Gegeven tekst:
Die boot naar Qatar is onderweg en komt de 11e aan. (…) dus waarschijnlijk is de container gister niet over geladen op het andere schip.
2.20.
De luchtvrachtzending is op 12 februari 2019 aangekomen op de luchthaven van Doha. De douane heeft vervolgens aangegeven dat de carnets niet bij de vracht aanwezig waren. [A] heeft hiervoor duplicaten aangevraagd. De carnets bleken achteraf (enkele dagen later) wel met de vracht meegekomen te zijn, althans aanwezig te zijn op de luchthaven.
2.21.
[A] heeft bij TFF een offerte opgevraagd voor een extra luchtvrachtzending naar Doha en op 13 februari 2019 ingestemd met de aangeboden prijzen voor dit transport. Dit transport is met
priorityop 14 februari 2019 door Turkish Airlines uitgevoerd. Partijen zijn een prijs overeengekomen van € 6,45 per kg, inclusief een toeslag van € 1,70 per kg vanwege de overeengekomen
priority.
2.22.
[A] heeft extra personeel naar het opbouwterrein in Doha gestuurd.
2.23.
De zeevracht is op 19 februari 2019 in de haven van Doha aangekomen. De douane was niet bereid om op die dag de containers al vrij te geven. De containers zijn op 20 februari 2019 afgeleverd op de plek van bestemming in Doha.
2.24.
[A] is op 20 februari 2019 begonnen met de opbouw van (haar deel van) de set. Ondanks de opgetreden vertraging is het haar gelukt om haar verplichtingen jegens Qatar Foundation International LCC na te komen.
2.25.
Partijen hebben overleg gehad over een eventueel vervolg van de samenwerking ten aanzien van de "Doha Debates" en daarbij over prijzen gesproken. Hierbij zijn zij niet tot overeenstemming gekomen.
2.26.
[A] heeft de (overeengekomen dan wel geoffreerde prijzen) van TFF voorgelegd aan Sound Move Inc. en om een reactie gevraagd. Dit bedrijf heeft in een e-mail van 21 februari 2019 een aantal prijzen vermeld en heeft afgesloten met de opmerking:
They seem VERY expensive who on earth is it??
2.27.

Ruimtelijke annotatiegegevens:
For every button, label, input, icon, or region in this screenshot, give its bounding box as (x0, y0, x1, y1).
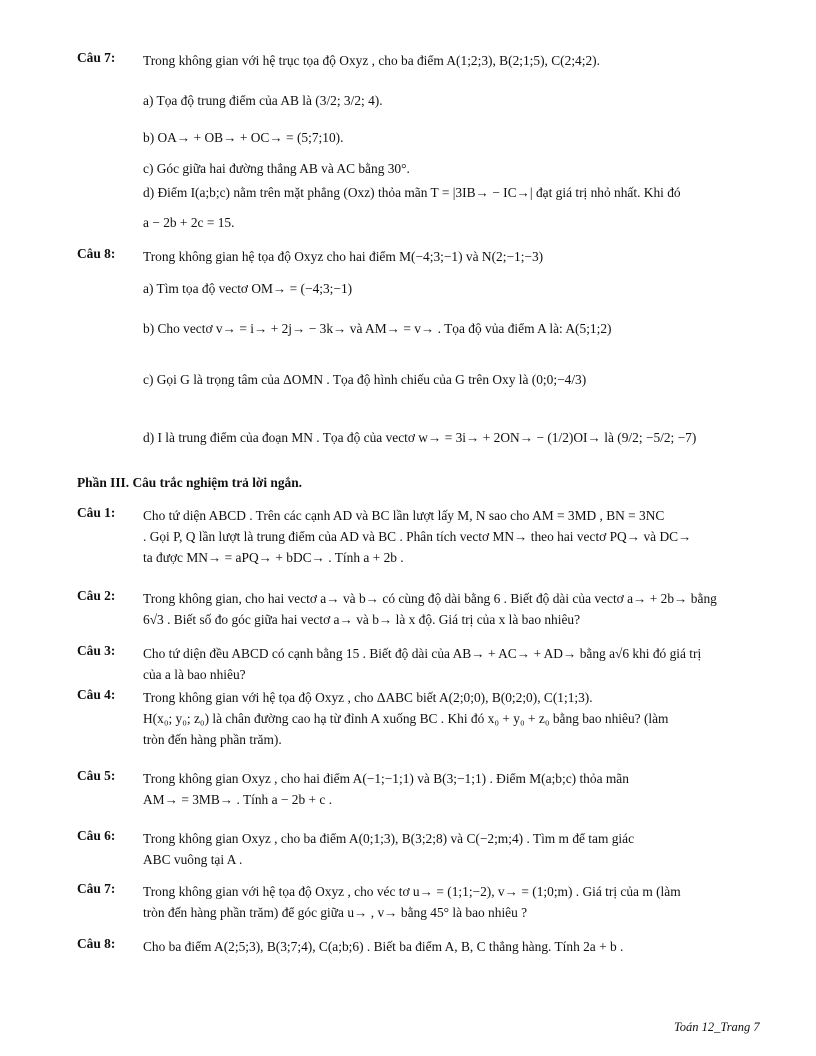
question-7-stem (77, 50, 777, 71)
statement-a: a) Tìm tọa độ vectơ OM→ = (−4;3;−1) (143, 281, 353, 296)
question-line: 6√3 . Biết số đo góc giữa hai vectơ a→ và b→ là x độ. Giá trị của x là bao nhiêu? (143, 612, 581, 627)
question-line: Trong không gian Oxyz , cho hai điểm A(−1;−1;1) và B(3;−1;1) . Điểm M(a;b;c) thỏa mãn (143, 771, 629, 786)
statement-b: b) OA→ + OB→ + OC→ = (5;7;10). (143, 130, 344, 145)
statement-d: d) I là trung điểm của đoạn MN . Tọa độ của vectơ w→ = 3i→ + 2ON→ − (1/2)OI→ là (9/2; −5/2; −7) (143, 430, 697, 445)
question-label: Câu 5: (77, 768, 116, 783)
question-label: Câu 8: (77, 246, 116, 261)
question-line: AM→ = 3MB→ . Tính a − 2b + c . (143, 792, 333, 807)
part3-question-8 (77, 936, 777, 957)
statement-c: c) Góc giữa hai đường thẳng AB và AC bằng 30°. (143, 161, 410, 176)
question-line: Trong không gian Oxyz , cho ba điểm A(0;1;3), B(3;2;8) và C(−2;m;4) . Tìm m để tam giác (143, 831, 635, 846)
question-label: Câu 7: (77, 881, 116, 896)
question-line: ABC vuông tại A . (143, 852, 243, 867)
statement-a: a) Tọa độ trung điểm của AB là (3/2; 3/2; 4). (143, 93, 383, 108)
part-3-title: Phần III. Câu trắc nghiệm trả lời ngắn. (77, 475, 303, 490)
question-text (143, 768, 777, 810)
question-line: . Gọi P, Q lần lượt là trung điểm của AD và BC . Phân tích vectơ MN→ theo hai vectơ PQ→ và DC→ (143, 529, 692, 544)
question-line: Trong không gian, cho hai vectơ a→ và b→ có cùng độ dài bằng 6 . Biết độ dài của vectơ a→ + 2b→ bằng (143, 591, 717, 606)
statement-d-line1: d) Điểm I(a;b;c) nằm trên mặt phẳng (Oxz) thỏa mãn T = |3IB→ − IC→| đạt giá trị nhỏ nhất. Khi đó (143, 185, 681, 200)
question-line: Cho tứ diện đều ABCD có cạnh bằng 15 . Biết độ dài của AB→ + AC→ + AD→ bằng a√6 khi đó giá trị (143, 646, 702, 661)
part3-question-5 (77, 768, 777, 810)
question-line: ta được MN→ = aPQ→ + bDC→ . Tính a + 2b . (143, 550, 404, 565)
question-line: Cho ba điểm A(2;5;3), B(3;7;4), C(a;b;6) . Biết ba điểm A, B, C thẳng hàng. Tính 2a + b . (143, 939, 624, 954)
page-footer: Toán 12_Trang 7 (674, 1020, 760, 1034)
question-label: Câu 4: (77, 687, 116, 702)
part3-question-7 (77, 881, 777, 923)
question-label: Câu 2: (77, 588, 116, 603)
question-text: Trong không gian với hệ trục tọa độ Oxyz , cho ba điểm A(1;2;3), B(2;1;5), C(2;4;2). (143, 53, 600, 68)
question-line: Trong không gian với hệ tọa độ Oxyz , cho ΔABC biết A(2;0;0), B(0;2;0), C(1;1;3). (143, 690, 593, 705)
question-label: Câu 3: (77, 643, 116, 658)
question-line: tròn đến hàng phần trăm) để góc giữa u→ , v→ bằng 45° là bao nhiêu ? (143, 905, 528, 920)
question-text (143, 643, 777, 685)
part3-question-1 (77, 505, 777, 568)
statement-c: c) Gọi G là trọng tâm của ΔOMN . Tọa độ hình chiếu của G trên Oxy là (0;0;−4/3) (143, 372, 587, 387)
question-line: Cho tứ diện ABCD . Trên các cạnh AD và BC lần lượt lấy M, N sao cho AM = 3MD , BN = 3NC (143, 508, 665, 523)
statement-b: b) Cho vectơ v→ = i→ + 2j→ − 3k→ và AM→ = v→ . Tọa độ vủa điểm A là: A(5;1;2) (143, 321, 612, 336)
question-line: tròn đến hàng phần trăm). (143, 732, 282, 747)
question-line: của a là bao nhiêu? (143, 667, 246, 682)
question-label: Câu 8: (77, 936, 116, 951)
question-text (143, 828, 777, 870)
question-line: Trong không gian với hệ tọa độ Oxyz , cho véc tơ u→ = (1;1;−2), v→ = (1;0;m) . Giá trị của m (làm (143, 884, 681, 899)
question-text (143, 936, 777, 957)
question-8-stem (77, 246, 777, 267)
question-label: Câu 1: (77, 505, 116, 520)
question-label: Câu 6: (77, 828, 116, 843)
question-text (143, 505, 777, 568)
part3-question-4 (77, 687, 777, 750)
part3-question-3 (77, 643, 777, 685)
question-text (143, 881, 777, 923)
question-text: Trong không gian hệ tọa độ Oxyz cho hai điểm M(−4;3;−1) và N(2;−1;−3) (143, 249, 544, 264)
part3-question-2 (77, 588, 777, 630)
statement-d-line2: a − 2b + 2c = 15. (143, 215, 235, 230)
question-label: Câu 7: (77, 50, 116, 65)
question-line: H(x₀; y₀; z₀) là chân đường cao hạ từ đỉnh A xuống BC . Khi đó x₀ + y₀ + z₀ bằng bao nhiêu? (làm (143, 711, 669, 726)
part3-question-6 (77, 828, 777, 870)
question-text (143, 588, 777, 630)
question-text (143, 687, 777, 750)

Opdracht A: Schrijf uit de tekst over de vracht naar Doha letterlijk over vanaf "De zeevracht is" tot en met "tot overeenstemming gekomen.".
Opdracht B: Ga verder met de tekst over de vracht naar Doha en schrijf het vervolg na de laatste zin.

Antwoord A:
De zeevracht is op 19 februari 2019 in de haven van Doha aangekomen. De douane was niet bereid om op die dag de containers al vrij te geven. De containers zijn op 20 februari 2019 afgeleverd op de plek van bestemming in Doha.
2.24.
[A] is op 20 februari 2019 begonnen met de opbouw van (haar deel van) de set. Ondanks de opgetreden vertraging is het haar gelukt om haar verplichtingen jegens Qatar Foundation International LCC na te komen.
2.25.
Partijen hebben overleg gehad over een eventueel vervolg van de samenwerking ten aanzien van de "Doha Debates" en daarbij over prijzen gesproken. Hierbij zijn zij niet tot overeenstemming gekomen.

Antwoord B:
TFF heeft [A] facturen gestuurd die deels onbetaald zijn gebleven. Onbetaald zijn gebleven:
Factuurnummer
Factuurdatum
Factuurbedrag
1891435
23-02-2019
46.008,50
1891437
23-02-2019
12.625,50
1891468
26-02-2019
4.418,60
1891733
11-03-2019
6.442,35
totaal
69.594,95
Deze facturen hebben betrekking op luchtvracht van "Sint Annaparochie naar Doha" en van "Doha naar Sint Annaparochie". Op de facturen staat vermeld: "Graag betaling binnen 30 dagen."
2.28.
[A] heeft TFF bij brief van 30 maart 2019 aansprakelijk gesteld voor de schade die zij naar haar zeggen door toedoen van TFF heeft geleden.
2.29.
TFF heeft daarop gereageerd bij brief van 5 april 2019. TFF heeft in die brief aangegeven dat [A] in verzuim is voor wat betreft de reeds verstreken betalingstermijnen en haar de vergoeding van de buitengerechtelijke incassokosten aangezegd.
2.30.
De voorzieningenrechter van de rechtbank Noord-Nederland, locatie Leeuwarden, heeft op verzoek van TFF op 19 april 2019 verlof verleend voor het leggen van conservatoir derdenbeslag ten laste van [A] voor een bedrag van € 80.000,-.

3.De vordering

in conventie

3.1.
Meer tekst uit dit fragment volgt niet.